# Your instructions
Substitute "Marker" for "Point" in the rows, starting at the line that has "610, 396, 624]" and stopping after the line that has "625, 696, 640]". Write out only those lines, with everything else in them unchanged.

Spatial annotation records:
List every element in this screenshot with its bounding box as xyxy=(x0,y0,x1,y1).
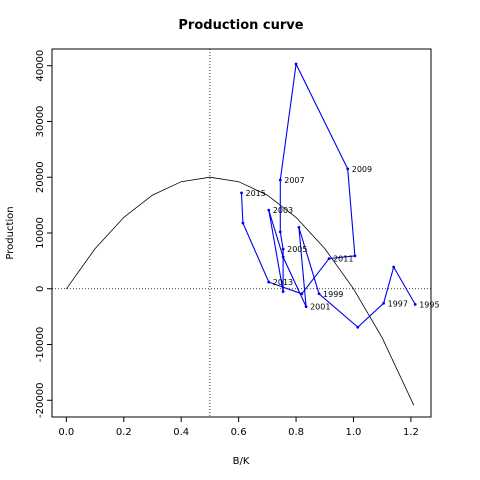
trajectory-point xyxy=(413,302,417,306)
year-label: 2011 xyxy=(333,255,353,264)
year-label: 2003 xyxy=(273,206,293,215)
plot-frame xyxy=(51,48,432,418)
y-tick-label: 0 xyxy=(35,286,46,292)
production-curve-line xyxy=(66,176,415,406)
trajectory-point xyxy=(353,254,357,258)
year-label: 1999 xyxy=(323,290,343,299)
y-tick-label: -20000 xyxy=(35,383,46,418)
trajectory-point xyxy=(240,191,243,195)
x-tick-label: 0.0 xyxy=(58,427,74,438)
year-label: 2001 xyxy=(310,303,330,312)
trajectory-point xyxy=(327,257,331,261)
trajectory-point xyxy=(356,325,360,329)
trajectory-point xyxy=(267,280,271,284)
y-tick-label: 10000 xyxy=(35,217,46,249)
trajectory-point xyxy=(317,292,321,296)
trajectory-point xyxy=(346,167,350,171)
trajectory-point xyxy=(382,301,386,305)
year-label: 2009 xyxy=(352,165,372,174)
chart-title: Production curve xyxy=(178,18,303,33)
trajectory-point xyxy=(281,255,285,259)
trajectory-point xyxy=(267,208,271,212)
y-tick-label: 20000 xyxy=(35,161,46,193)
trajectory-point xyxy=(281,290,285,293)
x-tick-label: 1.2 xyxy=(403,427,419,438)
x-tick-label: 0.2 xyxy=(116,427,132,438)
y-tick-label: 30000 xyxy=(35,106,46,138)
trajectory-point xyxy=(304,305,308,308)
trajectory-point xyxy=(281,247,285,251)
x-tick-label: 0.6 xyxy=(231,427,247,438)
trajectory-point xyxy=(278,178,282,182)
trajectory-point xyxy=(294,62,298,66)
year-label: 2007 xyxy=(284,176,304,185)
trajectory-point xyxy=(300,292,304,296)
year-label: 1995 xyxy=(419,300,439,309)
trajectory-point xyxy=(392,265,396,269)
year-label: 2015 xyxy=(246,189,266,198)
trajectory-point xyxy=(297,226,301,229)
y-axis-label: Production xyxy=(5,206,16,259)
year-label: 2005 xyxy=(287,245,307,254)
x-tick-label: 0.4 xyxy=(173,427,189,438)
x-tick-label: 1.0 xyxy=(346,427,362,438)
year-label: 2013 xyxy=(273,278,293,287)
x-tick-label: 0.8 xyxy=(288,427,304,438)
plot-area: 1995 1997 1999 2001 2003 2005 2007 2009 2011 2013… xyxy=(52,49,440,417)
trajectory-point xyxy=(241,221,245,225)
y-tick-label: 40000 xyxy=(35,50,46,82)
trajectory-point xyxy=(278,230,282,234)
x-axis-label: B/K xyxy=(233,456,250,467)
year-label: 1997 xyxy=(388,299,408,308)
y-tick-label: -10000 xyxy=(35,327,46,362)
axes: 0.0 0.2 0.4 0.6 0.8 1.0 1.2 -20000 -10000 0 10000 2… xyxy=(35,48,432,438)
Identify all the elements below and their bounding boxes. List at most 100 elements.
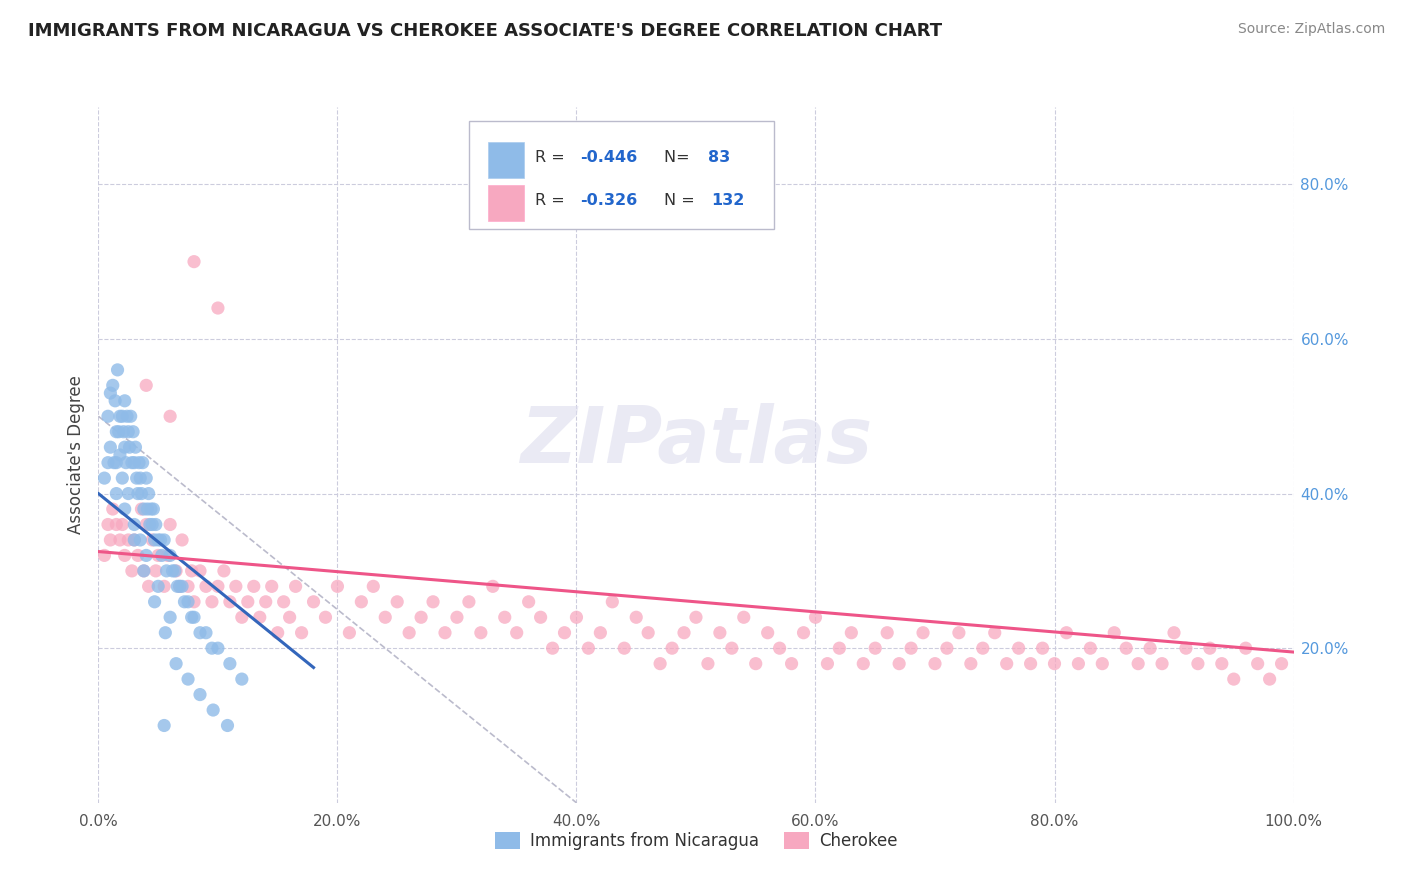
Point	[374, 610, 396, 624]
Point	[481, 579, 505, 593]
Point	[183, 595, 205, 609]
Point	[107, 363, 129, 377]
Point	[972, 641, 994, 656]
Point	[1043, 657, 1066, 671]
Point	[180, 564, 202, 578]
Point	[254, 595, 277, 609]
Point	[673, 625, 696, 640]
Point	[411, 610, 433, 624]
Point	[188, 625, 211, 640]
Point	[793, 625, 815, 640]
Point	[166, 579, 188, 593]
Point	[177, 595, 200, 609]
Point	[131, 456, 153, 470]
Point	[159, 549, 181, 563]
Point	[169, 579, 191, 593]
Y-axis label: Associate's Degree: Associate's Degree	[66, 376, 84, 534]
Point	[1080, 641, 1102, 656]
Point	[124, 533, 146, 547]
Point	[889, 657, 911, 671]
Point	[173, 595, 195, 609]
FancyBboxPatch shape	[488, 142, 524, 178]
Point	[201, 595, 224, 609]
Point	[122, 425, 145, 439]
Point	[1271, 657, 1294, 671]
Point	[207, 579, 229, 593]
Point	[124, 440, 146, 454]
Point	[236, 595, 259, 609]
Point	[155, 625, 177, 640]
Point	[153, 579, 176, 593]
Point	[183, 610, 205, 624]
Point	[1128, 657, 1150, 671]
Point	[260, 579, 283, 593]
Point	[841, 625, 863, 640]
Text: N=: N=	[664, 151, 695, 165]
Point	[339, 625, 361, 640]
Point	[97, 409, 120, 424]
Point	[129, 471, 152, 485]
Point	[578, 641, 600, 656]
Point	[138, 486, 160, 500]
Point	[273, 595, 295, 609]
Point	[637, 625, 659, 640]
Point	[115, 456, 138, 470]
Point	[207, 301, 229, 315]
Point	[1234, 641, 1257, 656]
Point	[105, 425, 128, 439]
Point	[127, 549, 149, 563]
Point	[98, 386, 122, 401]
Point	[111, 409, 134, 424]
Point	[768, 641, 790, 656]
Point	[148, 579, 170, 593]
Point	[202, 703, 225, 717]
Point	[115, 409, 138, 424]
Point	[1223, 672, 1246, 686]
Point	[135, 549, 157, 563]
Point	[103, 456, 125, 470]
Point	[745, 657, 768, 671]
Point	[948, 625, 970, 640]
Point	[828, 641, 851, 656]
Point	[145, 517, 167, 532]
Point	[201, 641, 224, 656]
Point	[960, 657, 983, 671]
Point	[138, 579, 160, 593]
Point	[172, 533, 194, 547]
Point	[225, 579, 247, 593]
Point	[1056, 625, 1078, 640]
Point	[129, 533, 152, 547]
Legend: Immigrants from Nicaragua, Cherokee: Immigrants from Nicaragua, Cherokee	[488, 826, 904, 857]
Point	[177, 672, 200, 686]
Point	[697, 657, 720, 671]
Point	[188, 564, 211, 578]
Point	[124, 456, 146, 470]
Point	[217, 718, 239, 732]
Point	[243, 579, 266, 593]
Text: 83: 83	[709, 151, 730, 165]
Point	[172, 579, 194, 593]
Point	[434, 625, 457, 640]
Point	[159, 409, 181, 424]
Point	[398, 625, 420, 640]
Point	[124, 517, 146, 532]
Point	[589, 625, 612, 640]
Point	[135, 378, 157, 392]
Point	[494, 610, 516, 624]
Point	[156, 549, 179, 563]
Point	[155, 564, 177, 578]
Point	[602, 595, 624, 609]
Point	[733, 610, 755, 624]
Point	[153, 718, 176, 732]
Point	[302, 595, 325, 609]
Text: -0.326: -0.326	[581, 194, 637, 209]
Point	[284, 579, 307, 593]
Text: N =: N =	[664, 194, 700, 209]
Point	[149, 533, 172, 547]
Point	[141, 533, 163, 547]
Point	[153, 533, 176, 547]
Point	[108, 533, 131, 547]
Point	[141, 517, 163, 532]
Point	[143, 595, 166, 609]
Point	[709, 625, 731, 640]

# Solution
Marker	[374, 610, 396, 624]
Marker	[481, 579, 505, 593]
Marker	[183, 595, 205, 609]
Marker	[107, 363, 129, 377]
Marker	[972, 641, 994, 656]
Marker	[1043, 657, 1066, 671]
Marker	[180, 564, 202, 578]
Marker	[254, 595, 277, 609]
Marker	[673, 625, 696, 640]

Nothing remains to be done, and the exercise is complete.